SET TASK ::
Give only the number of lines in the listing below where the string "Einrichtung" occurs.

Collection entries ::
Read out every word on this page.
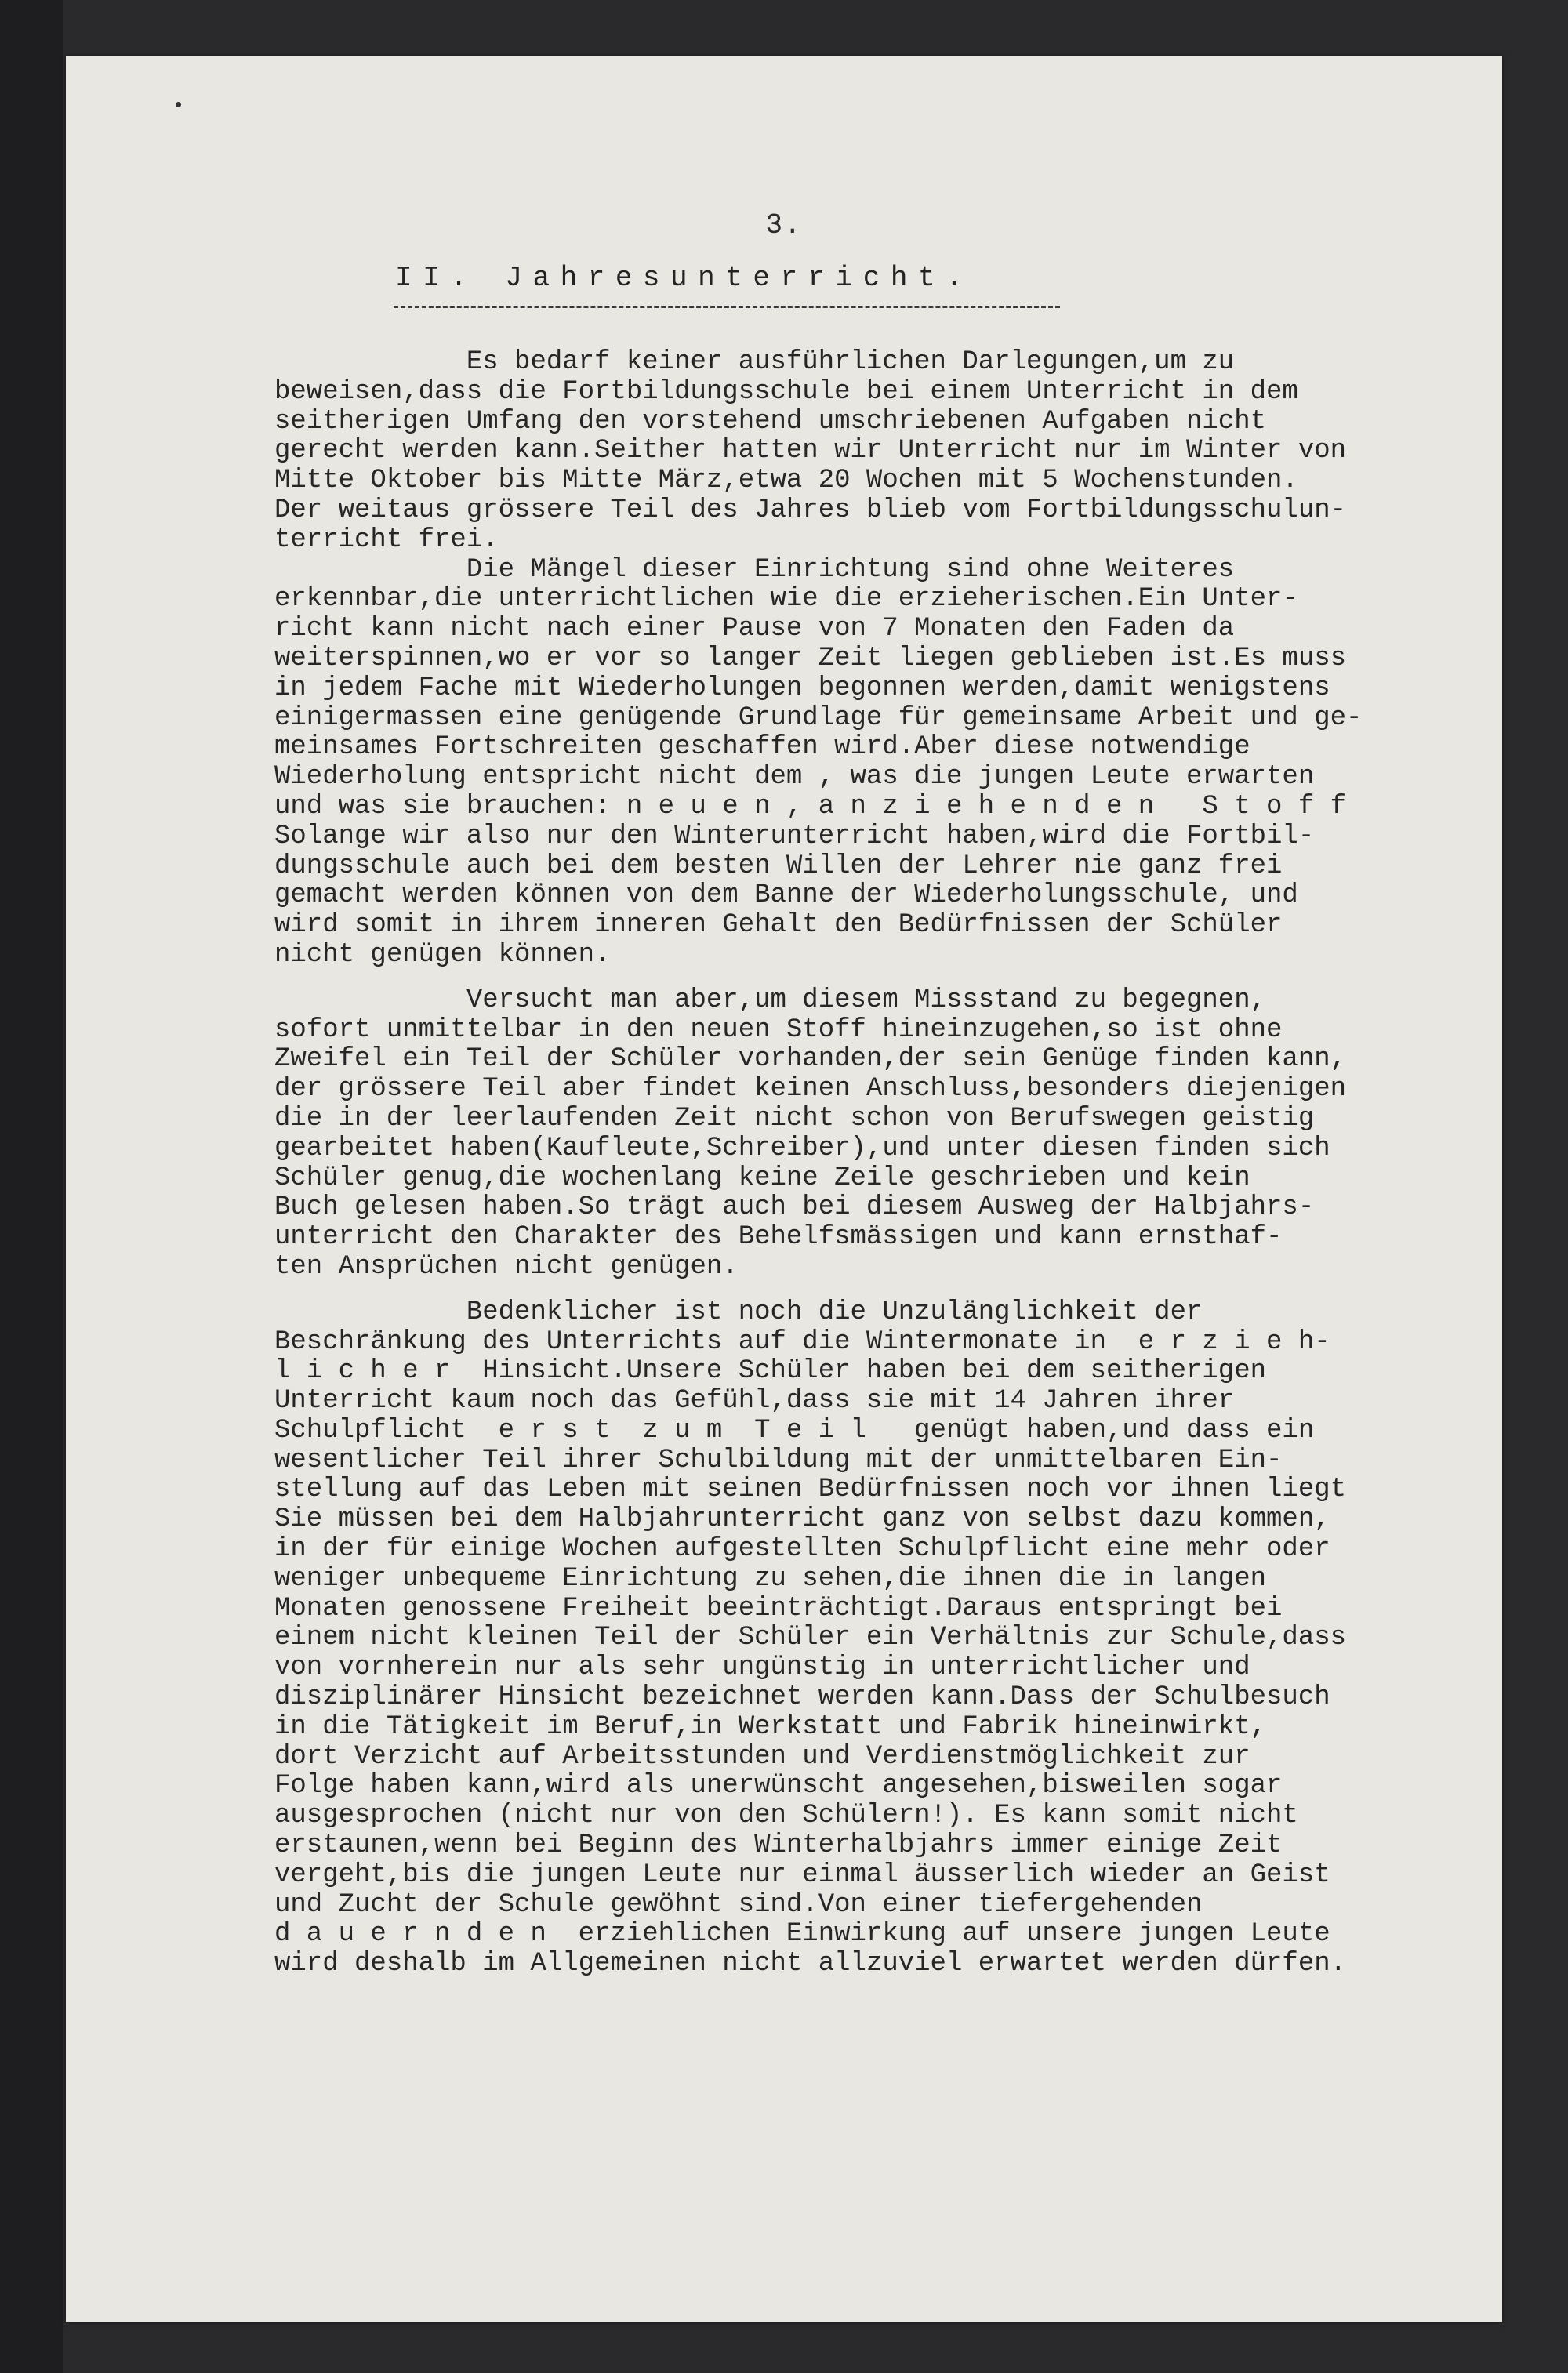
3.
II. Jahresunterricht.
Es bedarf keiner ausführlichen Darlegungen,um zu
beweisen,dass die Fortbildungsschule bei einem Unterricht in dem
seitherigen Umfang den vorstehend umschriebenen Aufgaben nicht
gerecht werden kann.Seither hatten wir Unterricht nur im Winter von
Mitte Oktober bis Mitte März,etwa 20 Wochen mit 5 Wochenstunden.
Der weitaus grössere Teil des Jahres blieb vom Fortbildungsschulun-
terricht frei.
Die Mängel dieser Einrichtung sind ohne Weiteres
erkennbar,die unterrichtlichen wie die erzieherischen.Ein Unter-
richt kann nicht nach einer Pause von 7 Monaten den Faden da
weiterspinnen,wo er vor so langer Zeit liegen geblieben ist.Es muss
in jedem Fache mit Wiederholungen begonnen werden,damit wenigstens
einigermassen eine genügende Grundlage für gemeinsame Arbeit und ge-
meinsames Fortschreiten geschaffen wird.Aber diese notwendige
Wiederholung entspricht nicht dem , was die jungen Leute erwarten
und was sie brauchen: n e u e n , a n z i e h e n d e n   S t o f f
Solange wir also nur den Winterunterricht haben,wird die Fortbil-
dungsschule auch bei dem besten Willen der Lehrer nie ganz frei
gemacht werden können von dem Banne der Wiederholungsschule, und
wird somit in ihrem inneren Gehalt den Bedürfnissen der Schüler
nicht genügen können.
Versucht man aber,um diesem Missstand zu begegnen,
sofort unmittelbar in den neuen Stoff hineinzugehen,so ist ohne
Zweifel ein Teil der Schüler vorhanden,der sein Genüge finden kann,
der grössere Teil aber findet keinen Anschluss,besonders diejenigen
die in der leerlaufenden Zeit nicht schon von Berufswegen geistig
gearbeitet haben(Kaufleute,Schreiber),und unter diesen finden sich
Schüler genug,die wochenlang keine Zeile geschrieben und kein
Buch gelesen haben.So trägt auch bei diesem Ausweg der Halbjahrs-
unterricht den Charakter des Behelfsmässigen und kann ernsthaf-
ten Ansprüchen nicht genügen.
Bedenklicher ist noch die Unzulänglichkeit der
Beschränkung des Unterrichts auf die Wintermonate in  e r z i e h-
l i c h e r  Hinsicht.Unsere Schüler haben bei dem seitherigen
Unterricht kaum noch das Gefühl,dass sie mit 14 Jahren ihrer
Schulpflicht  e r s t  z u m  T e i l   genügt haben,und dass ein
wesentlicher Teil ihrer Schulbildung mit der unmittelbaren Ein-
stellung auf das Leben mit seinen Bedürfnissen noch vor ihnen liegt
Sie müssen bei dem Halbjahrunterricht ganz von selbst dazu kommen,
in der für einige Wochen aufgestellten Schulpflicht eine mehr oder
weniger unbequeme Einrichtung zu sehen,die ihnen die in langen
Monaten genossene Freiheit beeinträchtigt.Daraus entspringt bei
einem nicht kleinen Teil der Schüler ein Verhältnis zur Schule,dass
von vornherein nur als sehr ungünstig in unterrichtlicher und
disziplinärer Hinsicht bezeichnet werden kann.Dass der Schulbesuch
in die Tätigkeit im Beruf,in Werkstatt und Fabrik hineinwirkt,
dort Verzicht auf Arbeitsstunden und Verdienstmöglichkeit zur
Folge haben kann,wird als unerwünscht angesehen,bisweilen sogar
ausgesprochen (nicht nur von den Schülern!). Es kann somit nicht
erstaunen,wenn bei Beginn des Winterhalbjahrs immer einige Zeit
vergeht,bis die jungen Leute nur einmal äusserlich wieder an Geist
und Zucht der Schule gewöhnt sind.Von einer tiefergehenden
d a u e r n d e n  erziehlichen Einwirkung auf unsere jungen Leute
wird deshalb im Allgemeinen nicht allzuviel erwartet werden dürfen.
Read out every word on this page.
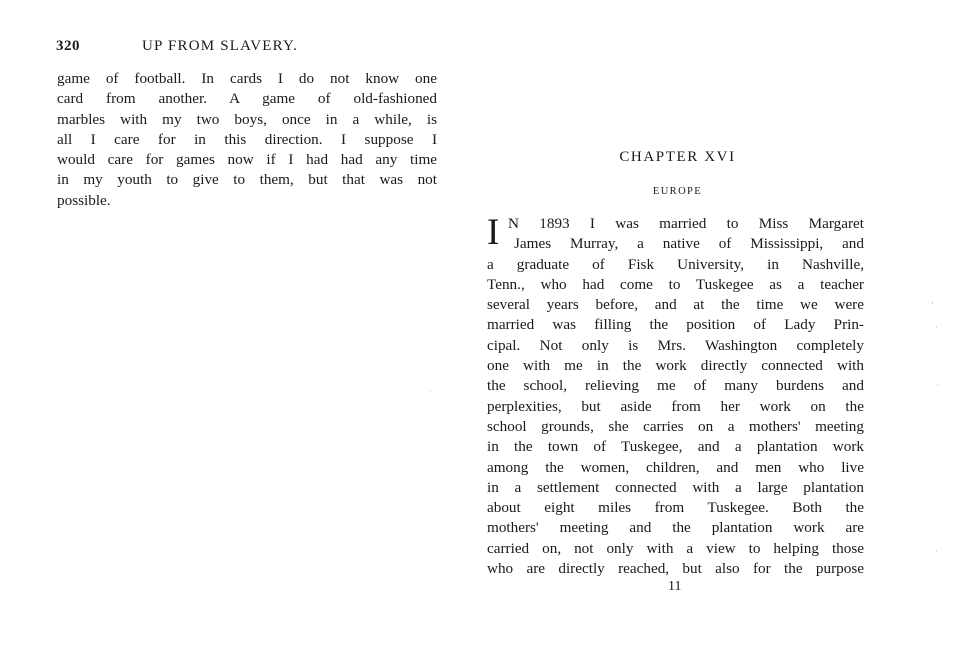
320	UP FROM SLAVERY.
game of football. In cards I do not know one
card from another. A game of old-fashioned
marbles with my two boys, once in a while, is
all I care for in this direction. I suppose I
would care for games now if I had had any time
in my youth to give to them, but that was not
possible.
CHAPTER XVI
EUROPE
I N 1893 I was married to Miss Margaret
James Murray, a native of Mississippi, and
a graduate of Fisk University, in Nashville,
Tenn., who had come to Tuskegee as a teacher
several years before, and at the time we were
married was filling the position of Lady Prin-
cipal. Not only is Mrs. Washington completely
one with me in the work directly connected with
the school, relieving me of many burdens and
perplexities, but aside from her work on the
school grounds, she carries on a mothers' meeting
in the town of Tuskegee, and a plantation work
among the women, children, and men who live
in a settlement connected with a large plantation
about eight miles from Tuskegee. Both the
mothers' meeting and the plantation work are
carried on, not only with a view to helping those
who are directly reached, but also for the purpose
11
‘
·
·
·
·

ANSWER TO THIS TASK ::
2